--- START ---

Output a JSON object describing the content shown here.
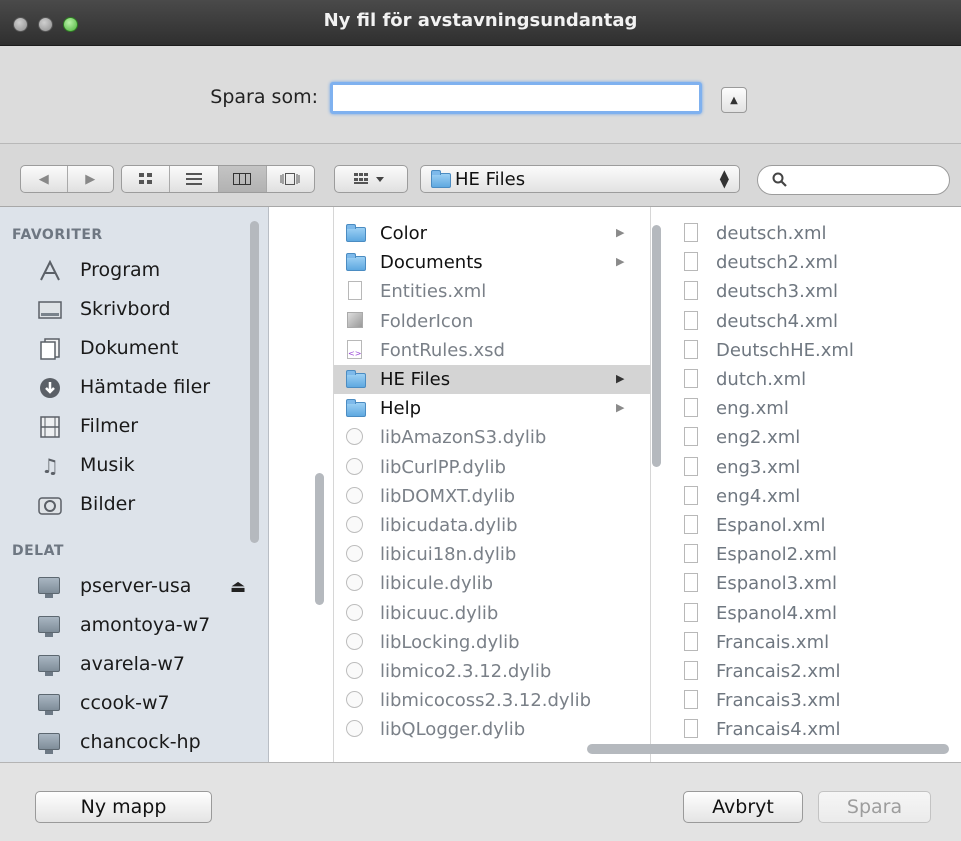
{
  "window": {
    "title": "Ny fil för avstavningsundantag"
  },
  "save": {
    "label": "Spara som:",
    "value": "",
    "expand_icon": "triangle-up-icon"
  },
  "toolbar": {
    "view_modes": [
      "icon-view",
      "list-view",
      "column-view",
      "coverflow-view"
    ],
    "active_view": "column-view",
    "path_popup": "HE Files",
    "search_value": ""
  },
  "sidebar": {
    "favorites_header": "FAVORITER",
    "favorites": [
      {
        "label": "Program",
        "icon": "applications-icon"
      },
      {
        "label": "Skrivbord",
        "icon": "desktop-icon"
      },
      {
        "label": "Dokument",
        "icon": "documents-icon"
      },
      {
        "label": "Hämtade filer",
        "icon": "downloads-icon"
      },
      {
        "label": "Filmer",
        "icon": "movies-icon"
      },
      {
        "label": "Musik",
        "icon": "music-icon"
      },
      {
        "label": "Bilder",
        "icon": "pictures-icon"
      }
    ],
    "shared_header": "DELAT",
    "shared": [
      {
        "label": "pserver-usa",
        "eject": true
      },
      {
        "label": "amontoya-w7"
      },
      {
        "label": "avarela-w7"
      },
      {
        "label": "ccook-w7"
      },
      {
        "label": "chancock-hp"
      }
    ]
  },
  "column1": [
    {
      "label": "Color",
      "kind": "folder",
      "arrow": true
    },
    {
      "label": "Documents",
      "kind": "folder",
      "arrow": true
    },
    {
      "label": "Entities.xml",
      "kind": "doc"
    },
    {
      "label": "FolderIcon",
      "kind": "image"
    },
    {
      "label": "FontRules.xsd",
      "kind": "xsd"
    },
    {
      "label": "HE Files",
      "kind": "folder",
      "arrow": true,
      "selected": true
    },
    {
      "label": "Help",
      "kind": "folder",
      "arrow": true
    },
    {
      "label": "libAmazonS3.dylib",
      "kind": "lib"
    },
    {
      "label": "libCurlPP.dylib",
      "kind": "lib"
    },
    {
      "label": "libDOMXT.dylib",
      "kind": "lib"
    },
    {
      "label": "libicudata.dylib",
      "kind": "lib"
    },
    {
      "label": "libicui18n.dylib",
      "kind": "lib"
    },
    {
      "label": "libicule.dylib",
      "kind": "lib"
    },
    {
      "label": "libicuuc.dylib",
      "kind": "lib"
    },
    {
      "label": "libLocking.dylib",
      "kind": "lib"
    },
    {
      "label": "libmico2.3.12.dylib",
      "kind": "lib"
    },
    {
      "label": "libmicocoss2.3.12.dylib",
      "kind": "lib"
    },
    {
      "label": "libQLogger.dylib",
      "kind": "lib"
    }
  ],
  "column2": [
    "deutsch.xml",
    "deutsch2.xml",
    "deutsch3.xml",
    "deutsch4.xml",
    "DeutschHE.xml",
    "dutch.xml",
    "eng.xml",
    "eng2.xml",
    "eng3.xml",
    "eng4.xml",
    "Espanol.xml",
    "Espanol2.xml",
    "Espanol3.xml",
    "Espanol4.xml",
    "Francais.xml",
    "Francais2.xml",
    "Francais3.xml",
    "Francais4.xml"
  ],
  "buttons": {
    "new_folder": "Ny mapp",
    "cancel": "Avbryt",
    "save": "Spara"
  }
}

--- END ---
--- START ---

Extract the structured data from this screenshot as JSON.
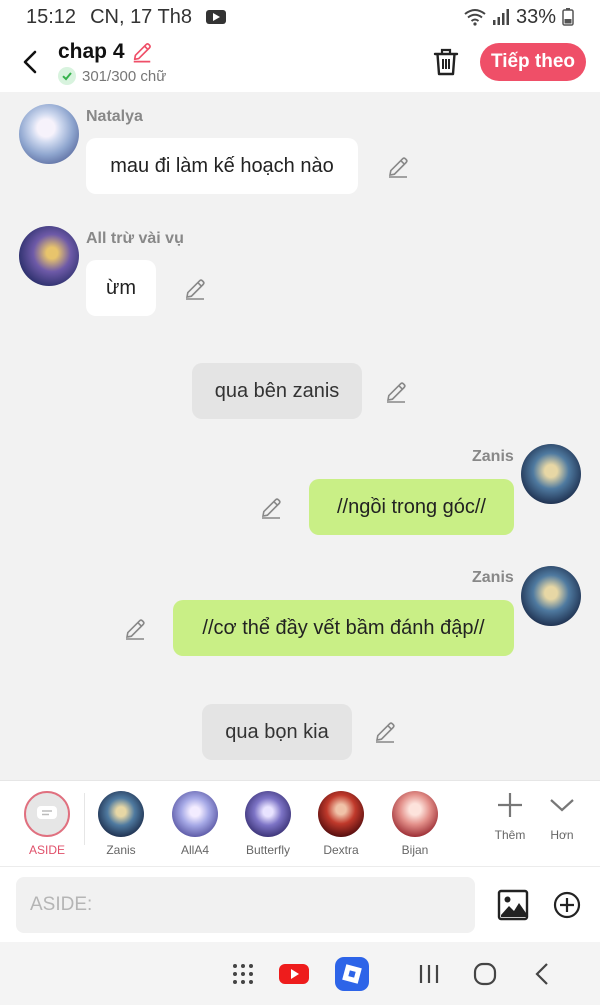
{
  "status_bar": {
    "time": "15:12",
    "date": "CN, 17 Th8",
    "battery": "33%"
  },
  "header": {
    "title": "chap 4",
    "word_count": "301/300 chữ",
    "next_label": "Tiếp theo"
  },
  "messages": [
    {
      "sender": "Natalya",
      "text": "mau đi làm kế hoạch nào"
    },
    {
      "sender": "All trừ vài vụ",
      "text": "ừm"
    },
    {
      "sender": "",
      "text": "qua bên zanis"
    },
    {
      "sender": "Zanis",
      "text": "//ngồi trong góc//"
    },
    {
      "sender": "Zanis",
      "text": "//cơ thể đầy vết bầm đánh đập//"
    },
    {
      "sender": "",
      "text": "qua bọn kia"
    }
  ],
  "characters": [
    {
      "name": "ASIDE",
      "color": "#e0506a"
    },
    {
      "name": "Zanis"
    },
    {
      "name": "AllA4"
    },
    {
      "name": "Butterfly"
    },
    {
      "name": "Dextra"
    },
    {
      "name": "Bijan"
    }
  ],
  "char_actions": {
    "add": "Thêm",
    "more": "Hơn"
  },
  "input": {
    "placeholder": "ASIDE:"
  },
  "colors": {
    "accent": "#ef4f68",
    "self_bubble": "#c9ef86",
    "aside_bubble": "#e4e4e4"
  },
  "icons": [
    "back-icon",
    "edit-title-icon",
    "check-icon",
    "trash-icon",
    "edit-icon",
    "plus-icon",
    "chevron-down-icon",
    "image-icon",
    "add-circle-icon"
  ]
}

--- END ---

§ INSTRUCTION
Give nothing but the number of lines containing the string "title".

§ RESPONSE TO THIS TASK
3